Data records:

- - - - - - -

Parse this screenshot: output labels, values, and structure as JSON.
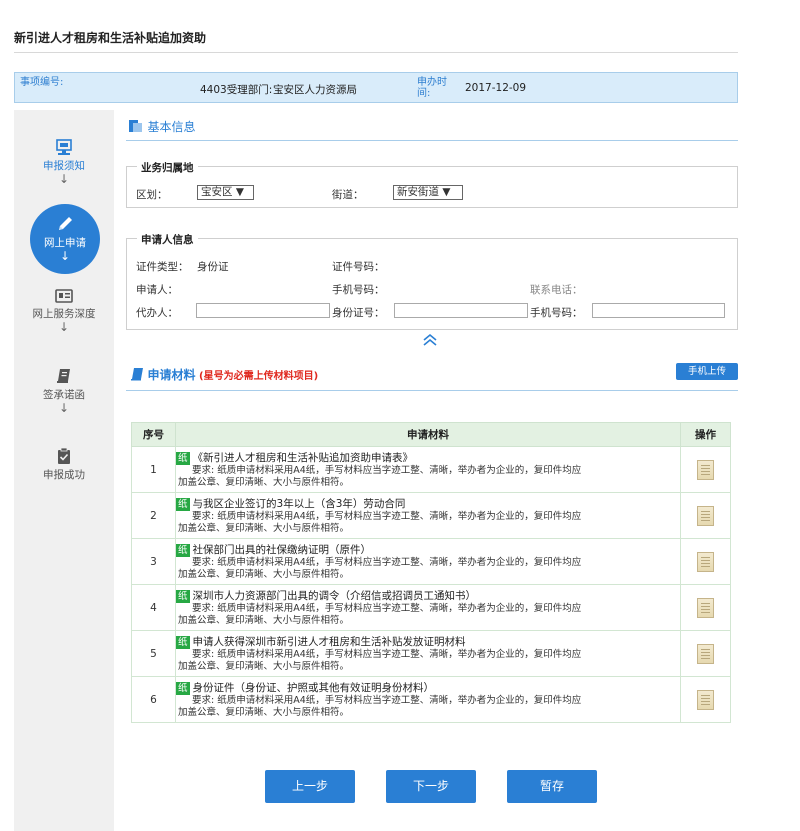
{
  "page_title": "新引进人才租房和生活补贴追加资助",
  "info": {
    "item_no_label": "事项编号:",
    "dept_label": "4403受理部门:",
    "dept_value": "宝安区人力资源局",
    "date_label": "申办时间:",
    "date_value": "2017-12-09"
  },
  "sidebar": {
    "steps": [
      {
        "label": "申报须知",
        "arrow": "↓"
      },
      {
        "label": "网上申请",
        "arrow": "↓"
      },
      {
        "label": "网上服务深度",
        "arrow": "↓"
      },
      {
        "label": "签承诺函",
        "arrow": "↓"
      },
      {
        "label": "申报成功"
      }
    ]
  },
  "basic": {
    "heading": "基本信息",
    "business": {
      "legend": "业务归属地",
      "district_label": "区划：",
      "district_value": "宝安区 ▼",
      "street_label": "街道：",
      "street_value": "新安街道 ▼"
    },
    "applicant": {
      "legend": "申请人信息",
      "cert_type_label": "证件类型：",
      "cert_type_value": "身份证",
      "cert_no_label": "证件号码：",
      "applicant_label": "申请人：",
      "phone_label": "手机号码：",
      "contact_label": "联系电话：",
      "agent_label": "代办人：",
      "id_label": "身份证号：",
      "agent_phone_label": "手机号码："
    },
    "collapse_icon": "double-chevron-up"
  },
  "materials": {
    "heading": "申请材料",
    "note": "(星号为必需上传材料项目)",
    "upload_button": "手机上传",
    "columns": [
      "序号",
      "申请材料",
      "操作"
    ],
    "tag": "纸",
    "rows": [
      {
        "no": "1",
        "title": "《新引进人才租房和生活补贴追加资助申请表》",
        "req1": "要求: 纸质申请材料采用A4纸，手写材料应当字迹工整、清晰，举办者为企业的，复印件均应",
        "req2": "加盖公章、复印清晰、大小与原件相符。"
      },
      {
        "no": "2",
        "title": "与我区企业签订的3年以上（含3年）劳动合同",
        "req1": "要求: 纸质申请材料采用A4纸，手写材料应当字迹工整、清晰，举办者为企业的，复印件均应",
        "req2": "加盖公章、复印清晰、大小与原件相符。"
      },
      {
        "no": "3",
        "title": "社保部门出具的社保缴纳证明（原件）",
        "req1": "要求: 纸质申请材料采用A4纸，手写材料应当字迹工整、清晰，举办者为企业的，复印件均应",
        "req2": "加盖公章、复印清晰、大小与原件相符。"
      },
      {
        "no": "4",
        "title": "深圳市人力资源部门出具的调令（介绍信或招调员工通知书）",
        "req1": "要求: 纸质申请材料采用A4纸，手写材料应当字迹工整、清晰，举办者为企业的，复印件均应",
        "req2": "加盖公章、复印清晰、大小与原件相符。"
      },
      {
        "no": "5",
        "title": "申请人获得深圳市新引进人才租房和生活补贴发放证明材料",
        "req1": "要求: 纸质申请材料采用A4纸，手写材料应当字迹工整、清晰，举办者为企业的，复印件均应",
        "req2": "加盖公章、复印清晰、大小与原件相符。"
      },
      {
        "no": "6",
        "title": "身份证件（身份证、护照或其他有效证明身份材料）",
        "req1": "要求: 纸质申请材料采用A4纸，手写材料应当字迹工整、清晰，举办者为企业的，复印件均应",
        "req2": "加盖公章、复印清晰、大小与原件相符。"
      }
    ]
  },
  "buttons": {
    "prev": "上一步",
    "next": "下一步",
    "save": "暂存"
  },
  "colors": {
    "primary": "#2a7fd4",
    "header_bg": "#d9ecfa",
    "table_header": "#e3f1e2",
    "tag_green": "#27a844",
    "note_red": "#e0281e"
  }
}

- - - - - - -

Your instructions:
Omit the pictures and restate the rest of the records verbatim.

Expected output:
Parse this screenshot: output labels, values, and structure as JSON.
{
  "page_title": "新引进人才租房和生活补贴追加资助",
  "info": {
    "item_no_label": "事项编号:",
    "dept_label": "4403受理部门:",
    "dept_value": "宝安区人力资源局",
    "date_label": "申办时间:",
    "date_value": "2017-12-09"
  },
  "sidebar": {
    "steps": [
      {
        "label": "申报须知",
        "arrow": "↓"
      },
      {
        "label": "网上申请",
        "arrow": "↓"
      },
      {
        "label": "网上服务深度",
        "arrow": "↓"
      },
      {
        "label": "签承诺函",
        "arrow": "↓"
      },
      {
        "label": "申报成功"
      }
    ]
  },
  "basic": {
    "heading": "基本信息",
    "business": {
      "legend": "业务归属地",
      "district_label": "区划：",
      "district_value": "宝安区 ▼",
      "street_label": "街道：",
      "street_value": "新安街道 ▼"
    },
    "applicant": {
      "legend": "申请人信息",
      "cert_type_label": "证件类型：",
      "cert_type_value": "身份证",
      "cert_no_label": "证件号码：",
      "applicant_label": "申请人：",
      "phone_label": "手机号码：",
      "contact_label": "联系电话：",
      "agent_label": "代办人：",
      "id_label": "身份证号：",
      "agent_phone_label": "手机号码："
    },
    "collapse_icon": "double-chevron-up"
  },
  "materials": {
    "heading": "申请材料",
    "note": "(星号为必需上传材料项目)",
    "upload_button": "手机上传",
    "columns": [
      "序号",
      "申请材料",
      "操作"
    ],
    "tag": "纸",
    "rows": [
      {
        "no": "1",
        "title": "《新引进人才租房和生活补贴追加资助申请表》",
        "req1": "要求: 纸质申请材料采用A4纸，手写材料应当字迹工整、清晰，举办者为企业的，复印件均应",
        "req2": "加盖公章、复印清晰、大小与原件相符。"
      },
      {
        "no": "2",
        "title": "与我区企业签订的3年以上（含3年）劳动合同",
        "req1": "要求: 纸质申请材料采用A4纸，手写材料应当字迹工整、清晰，举办者为企业的，复印件均应",
        "req2": "加盖公章、复印清晰、大小与原件相符。"
      },
      {
        "no": "3",
        "title": "社保部门出具的社保缴纳证明（原件）",
        "req1": "要求: 纸质申请材料采用A4纸，手写材料应当字迹工整、清晰，举办者为企业的，复印件均应",
        "req2": "加盖公章、复印清晰、大小与原件相符。"
      },
      {
        "no": "4",
        "title": "深圳市人力资源部门出具的调令（介绍信或招调员工通知书）",
        "req1": "要求: 纸质申请材料采用A4纸，手写材料应当字迹工整、清晰，举办者为企业的，复印件均应",
        "req2": "加盖公章、复印清晰、大小与原件相符。"
      },
      {
        "no": "5",
        "title": "申请人获得深圳市新引进人才租房和生活补贴发放证明材料",
        "req1": "要求: 纸质申请材料采用A4纸，手写材料应当字迹工整、清晰，举办者为企业的，复印件均应",
        "req2": "加盖公章、复印清晰、大小与原件相符。"
      },
      {
        "no": "6",
        "title": "身份证件（身份证、护照或其他有效证明身份材料）",
        "req1": "要求: 纸质申请材料采用A4纸，手写材料应当字迹工整、清晰，举办者为企业的，复印件均应",
        "req2": "加盖公章、复印清晰、大小与原件相符。"
      }
    ]
  },
  "buttons": {
    "prev": "上一步",
    "next": "下一步",
    "save": "暂存"
  },
  "colors": {
    "primary": "#2a7fd4",
    "header_bg": "#d9ecfa",
    "table_header": "#e3f1e2",
    "tag_green": "#27a844",
    "note_red": "#e0281e"
  }
}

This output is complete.